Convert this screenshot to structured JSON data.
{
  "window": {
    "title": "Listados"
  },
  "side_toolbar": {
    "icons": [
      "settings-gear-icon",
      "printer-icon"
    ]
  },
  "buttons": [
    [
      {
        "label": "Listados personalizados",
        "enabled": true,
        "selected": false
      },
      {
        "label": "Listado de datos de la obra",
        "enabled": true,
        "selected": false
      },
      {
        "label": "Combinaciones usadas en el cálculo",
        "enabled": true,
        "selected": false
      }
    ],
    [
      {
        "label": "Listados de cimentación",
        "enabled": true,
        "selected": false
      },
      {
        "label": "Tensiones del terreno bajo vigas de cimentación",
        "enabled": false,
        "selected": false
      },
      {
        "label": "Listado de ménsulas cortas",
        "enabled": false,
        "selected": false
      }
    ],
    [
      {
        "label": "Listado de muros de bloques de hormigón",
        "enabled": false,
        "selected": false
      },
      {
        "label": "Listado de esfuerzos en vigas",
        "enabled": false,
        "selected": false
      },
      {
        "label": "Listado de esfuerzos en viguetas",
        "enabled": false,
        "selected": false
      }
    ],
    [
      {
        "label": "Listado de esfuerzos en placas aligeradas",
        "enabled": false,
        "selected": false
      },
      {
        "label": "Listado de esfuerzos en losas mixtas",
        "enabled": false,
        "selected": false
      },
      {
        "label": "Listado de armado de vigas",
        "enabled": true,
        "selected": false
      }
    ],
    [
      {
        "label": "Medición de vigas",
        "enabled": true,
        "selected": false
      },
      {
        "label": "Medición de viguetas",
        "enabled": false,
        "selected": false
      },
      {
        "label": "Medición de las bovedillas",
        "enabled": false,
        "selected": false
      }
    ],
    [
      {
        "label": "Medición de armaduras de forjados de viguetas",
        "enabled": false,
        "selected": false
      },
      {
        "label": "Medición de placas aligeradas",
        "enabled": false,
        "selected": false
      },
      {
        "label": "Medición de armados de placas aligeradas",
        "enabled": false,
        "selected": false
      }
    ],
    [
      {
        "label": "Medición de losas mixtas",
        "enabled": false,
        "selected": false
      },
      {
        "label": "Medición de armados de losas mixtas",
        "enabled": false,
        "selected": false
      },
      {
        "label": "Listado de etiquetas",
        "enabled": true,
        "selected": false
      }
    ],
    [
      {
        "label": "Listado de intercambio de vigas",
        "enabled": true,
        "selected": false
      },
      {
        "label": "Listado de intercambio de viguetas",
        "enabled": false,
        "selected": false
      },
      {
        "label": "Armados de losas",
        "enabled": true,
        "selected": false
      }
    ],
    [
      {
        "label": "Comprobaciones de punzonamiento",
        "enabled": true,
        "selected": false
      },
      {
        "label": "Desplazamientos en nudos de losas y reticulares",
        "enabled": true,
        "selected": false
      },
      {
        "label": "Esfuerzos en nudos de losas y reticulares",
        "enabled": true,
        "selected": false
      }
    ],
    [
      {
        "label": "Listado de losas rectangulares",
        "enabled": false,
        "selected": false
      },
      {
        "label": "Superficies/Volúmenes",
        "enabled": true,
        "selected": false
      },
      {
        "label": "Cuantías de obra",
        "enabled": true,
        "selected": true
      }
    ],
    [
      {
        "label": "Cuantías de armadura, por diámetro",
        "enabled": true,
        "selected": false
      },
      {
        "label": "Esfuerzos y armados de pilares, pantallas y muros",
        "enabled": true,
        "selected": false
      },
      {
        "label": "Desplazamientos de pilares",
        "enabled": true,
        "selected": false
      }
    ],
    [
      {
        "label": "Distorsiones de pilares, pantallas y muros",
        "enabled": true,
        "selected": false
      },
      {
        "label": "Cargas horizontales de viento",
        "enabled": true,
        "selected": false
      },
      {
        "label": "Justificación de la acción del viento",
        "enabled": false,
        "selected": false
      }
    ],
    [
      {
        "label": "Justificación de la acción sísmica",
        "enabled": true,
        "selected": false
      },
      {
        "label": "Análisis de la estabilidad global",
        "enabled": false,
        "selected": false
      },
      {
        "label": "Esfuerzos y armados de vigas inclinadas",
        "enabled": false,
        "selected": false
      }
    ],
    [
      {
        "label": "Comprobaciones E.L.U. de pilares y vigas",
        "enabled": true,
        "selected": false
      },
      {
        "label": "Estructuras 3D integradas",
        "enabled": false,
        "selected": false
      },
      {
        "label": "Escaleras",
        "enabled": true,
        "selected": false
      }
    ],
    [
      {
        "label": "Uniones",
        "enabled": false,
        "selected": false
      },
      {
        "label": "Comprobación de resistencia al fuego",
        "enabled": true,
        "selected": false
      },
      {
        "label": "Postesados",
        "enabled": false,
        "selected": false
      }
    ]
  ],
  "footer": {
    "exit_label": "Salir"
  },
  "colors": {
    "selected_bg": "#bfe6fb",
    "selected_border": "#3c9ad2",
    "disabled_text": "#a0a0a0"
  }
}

··········

### Do this:
Type out all of the material again, word for word.

### In response:
Convert this screenshot to structured JSON data.
{
  "window": {
    "title": "Listados"
  },
  "side_toolbar": {
    "icons": [
      "settings-gear-icon",
      "printer-icon"
    ]
  },
  "buttons": [
    [
      {
        "label": "Listados personalizados",
        "enabled": true,
        "selected": false
      },
      {
        "label": "Listado de datos de la obra",
        "enabled": true,
        "selected": false
      },
      {
        "label": "Combinaciones usadas en el cálculo",
        "enabled": true,
        "selected": false
      }
    ],
    [
      {
        "label": "Listados de cimentación",
        "enabled": true,
        "selected": false
      },
      {
        "label": "Tensiones del terreno bajo vigas de cimentación",
        "enabled": false,
        "selected": false
      },
      {
        "label": "Listado de ménsulas cortas",
        "enabled": false,
        "selected": false
      }
    ],
    [
      {
        "label": "Listado de muros de bloques de hormigón",
        "enabled": false,
        "selected": false
      },
      {
        "label": "Listado de esfuerzos en vigas",
        "enabled": false,
        "selected": false
      },
      {
        "label": "Listado de esfuerzos en viguetas",
        "enabled": false,
        "selected": false
      }
    ],
    [
      {
        "label": "Listado de esfuerzos en placas aligeradas",
        "enabled": false,
        "selected": false
      },
      {
        "label": "Listado de esfuerzos en losas mixtas",
        "enabled": false,
        "selected": false
      },
      {
        "label": "Listado de armado de vigas",
        "enabled": true,
        "selected": false
      }
    ],
    [
      {
        "label": "Medición de vigas",
        "enabled": true,
        "selected": false
      },
      {
        "label": "Medición de viguetas",
        "enabled": false,
        "selected": false
      },
      {
        "label": "Medición de las bovedillas",
        "enabled": false,
        "selected": false
      }
    ],
    [
      {
        "label": "Medición de armaduras de forjados de viguetas",
        "enabled": false,
        "selected": false
      },
      {
        "label": "Medición de placas aligeradas",
        "enabled": false,
        "selected": false
      },
      {
        "label": "Medición de armados de placas aligeradas",
        "enabled": false,
        "selected": false
      }
    ],
    [
      {
        "label": "Medición de losas mixtas",
        "enabled": false,
        "selected": false
      },
      {
        "label": "Medición de armados de losas mixtas",
        "enabled": false,
        "selected": false
      },
      {
        "label": "Listado de etiquetas",
        "enabled": true,
        "selected": false
      }
    ],
    [
      {
        "label": "Listado de intercambio de vigas",
        "enabled": true,
        "selected": false
      },
      {
        "label": "Listado de intercambio de viguetas",
        "enabled": false,
        "selected": false
      },
      {
        "label": "Armados de losas",
        "enabled": true,
        "selected": false
      }
    ],
    [
      {
        "label": "Comprobaciones de punzonamiento",
        "enabled": true,
        "selected": false
      },
      {
        "label": "Desplazamientos en nudos de losas y reticulares",
        "enabled": true,
        "selected": false
      },
      {
        "label": "Esfuerzos en nudos de losas y reticulares",
        "enabled": true,
        "selected": false
      }
    ],
    [
      {
        "label": "Listado de losas rectangulares",
        "enabled": false,
        "selected": false
      },
      {
        "label": "Superficies/Volúmenes",
        "enabled": true,
        "selected": false
      },
      {
        "label": "Cuantías de obra",
        "enabled": true,
        "selected": true
      }
    ],
    [
      {
        "label": "Cuantías de armadura, por diámetro",
        "enabled": true,
        "selected": false
      },
      {
        "label": "Esfuerzos y armados de pilares, pantallas y muros",
        "enabled": true,
        "selected": false
      },
      {
        "label": "Desplazamientos de pilares",
        "enabled": true,
        "selected": false
      }
    ],
    [
      {
        "label": "Distorsiones de pilares, pantallas y muros",
        "enabled": true,
        "selected": false
      },
      {
        "label": "Cargas horizontales de viento",
        "enabled": true,
        "selected": false
      },
      {
        "label": "Justificación de la acción del viento",
        "enabled": false,
        "selected": false
      }
    ],
    [
      {
        "label": "Justificación de la acción sísmica",
        "enabled": true,
        "selected": false
      },
      {
        "label": "Análisis de la estabilidad global",
        "enabled": false,
        "selected": false
      },
      {
        "label": "Esfuerzos y armados de vigas inclinadas",
        "enabled": false,
        "selected": false
      }
    ],
    [
      {
        "label": "Comprobaciones E.L.U. de pilares y vigas",
        "enabled": true,
        "selected": false
      },
      {
        "label": "Estructuras 3D integradas",
        "enabled": false,
        "selected": false
      },
      {
        "label": "Escaleras",
        "enabled": true,
        "selected": false
      }
    ],
    [
      {
        "label": "Uniones",
        "enabled": false,
        "selected": false
      },
      {
        "label": "Comprobación de resistencia al fuego",
        "enabled": true,
        "selected": false
      },
      {
        "label": "Postesados",
        "enabled": false,
        "selected": false
      }
    ]
  ],
  "footer": {
    "exit_label": "Salir"
  },
  "colors": {
    "selected_bg": "#bfe6fb",
    "selected_border": "#3c9ad2",
    "disabled_text": "#a0a0a0"
  }
}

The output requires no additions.